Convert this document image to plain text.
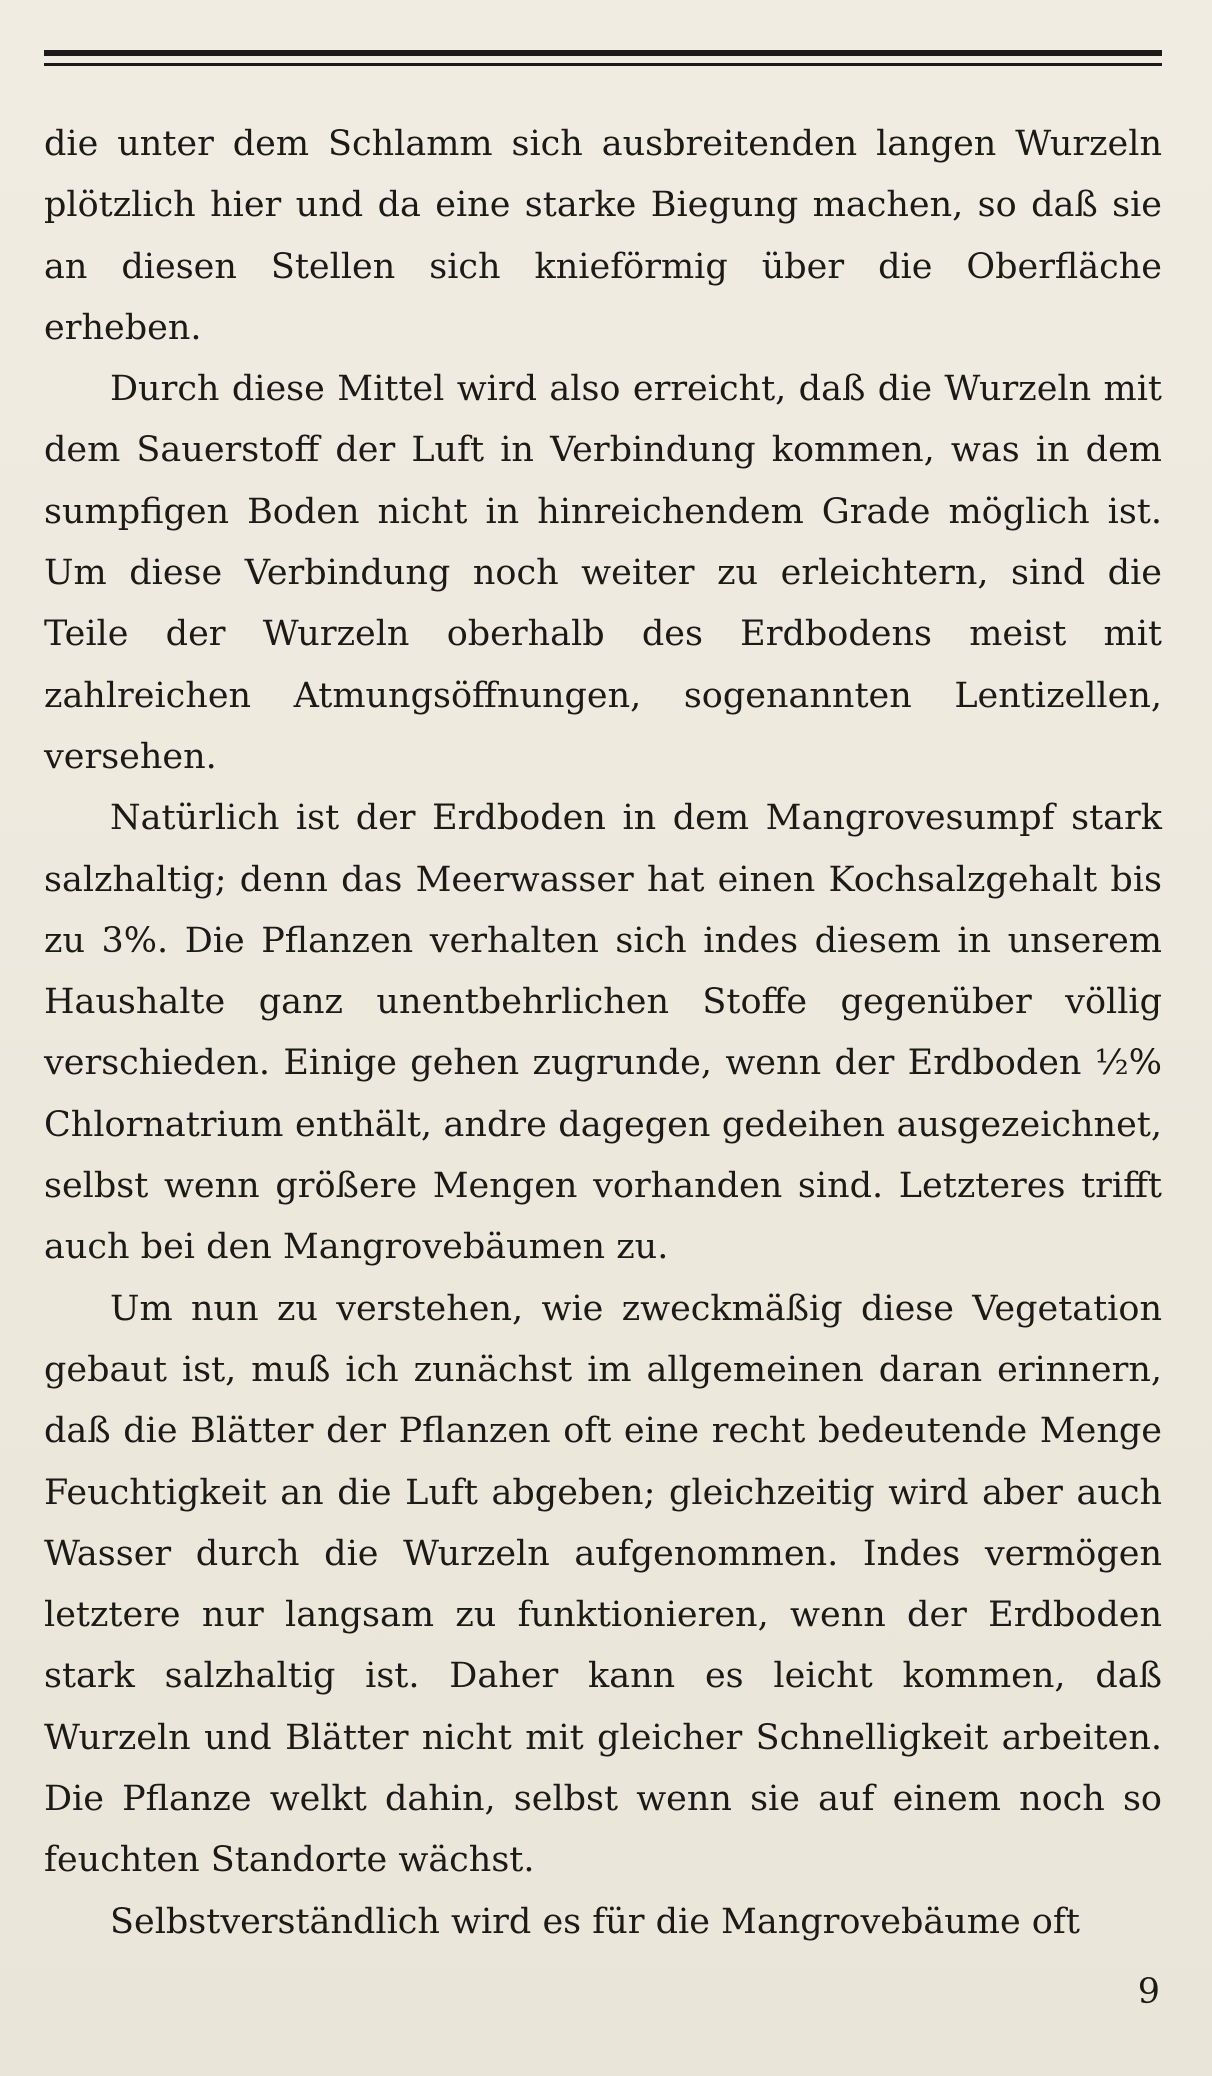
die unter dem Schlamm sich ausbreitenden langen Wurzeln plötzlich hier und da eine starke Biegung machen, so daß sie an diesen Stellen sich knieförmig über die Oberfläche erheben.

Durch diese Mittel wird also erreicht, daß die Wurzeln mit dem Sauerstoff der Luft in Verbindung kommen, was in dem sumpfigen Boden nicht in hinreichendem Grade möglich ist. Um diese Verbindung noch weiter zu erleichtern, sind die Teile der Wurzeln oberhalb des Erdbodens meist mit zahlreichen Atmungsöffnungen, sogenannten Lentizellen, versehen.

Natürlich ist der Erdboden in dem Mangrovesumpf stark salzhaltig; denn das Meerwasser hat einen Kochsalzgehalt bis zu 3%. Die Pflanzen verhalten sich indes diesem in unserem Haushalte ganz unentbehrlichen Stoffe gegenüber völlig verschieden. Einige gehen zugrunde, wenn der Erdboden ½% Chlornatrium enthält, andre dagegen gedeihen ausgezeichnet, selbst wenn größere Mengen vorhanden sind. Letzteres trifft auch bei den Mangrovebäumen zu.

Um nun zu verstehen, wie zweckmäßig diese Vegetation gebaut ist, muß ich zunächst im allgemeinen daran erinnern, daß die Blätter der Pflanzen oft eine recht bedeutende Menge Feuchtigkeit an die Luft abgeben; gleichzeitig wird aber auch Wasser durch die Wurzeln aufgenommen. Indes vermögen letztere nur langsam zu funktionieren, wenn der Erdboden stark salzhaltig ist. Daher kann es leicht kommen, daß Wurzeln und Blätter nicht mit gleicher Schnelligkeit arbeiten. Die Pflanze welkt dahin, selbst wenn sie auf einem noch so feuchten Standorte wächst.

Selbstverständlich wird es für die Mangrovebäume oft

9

## Work required
Output the full material above exactly, leaving every picture out.

## Solution for this exercise
Convert this document image to plain text.
die unter dem Schlamm sich ausbreitenden langen Wurzeln plötzlich hier und da eine starke Biegung machen, so daß sie an diesen Stellen sich knieförmig über die Oberfläche erheben.

Durch diese Mittel wird also erreicht, daß die Wurzeln mit dem Sauerstoff der Luft in Verbindung kommen, was in dem sumpfigen Boden nicht in hinreichendem Grade möglich ist. Um diese Verbindung noch weiter zu erleichtern, sind die Teile der Wurzeln oberhalb des Erdbodens meist mit zahlreichen Atmungsöffnungen, sogenannten Lentizellen, versehen.

Natürlich ist der Erdboden in dem Mangrovesumpf stark salzhaltig; denn das Meerwasser hat einen Kochsalzgehalt bis zu 3%. Die Pflanzen verhalten sich indes diesem in unserem Haushalte ganz unentbehrlichen Stoffe gegenüber völlig verschieden. Einige gehen zugrunde, wenn der Erdboden ½% Chlornatrium enthält, andre dagegen gedeihen ausgezeichnet, selbst wenn größere Mengen vorhanden sind. Letzteres trifft auch bei den Mangrovebäumen zu.

Um nun zu verstehen, wie zweckmäßig diese Vegetation gebaut ist, muß ich zunächst im allgemeinen daran erinnern, daß die Blätter der Pflanzen oft eine recht bedeutende Menge Feuchtigkeit an die Luft abgeben; gleichzeitig wird aber auch Wasser durch die Wurzeln aufgenommen. Indes vermögen letztere nur langsam zu funktionieren, wenn der Erdboden stark salzhaltig ist. Daher kann es leicht kommen, daß Wurzeln und Blätter nicht mit gleicher Schnelligkeit arbeiten. Die Pflanze welkt dahin, selbst wenn sie auf einem noch so feuchten Standorte wächst.

Selbstverständlich wird es für die Mangrovebäume oft

9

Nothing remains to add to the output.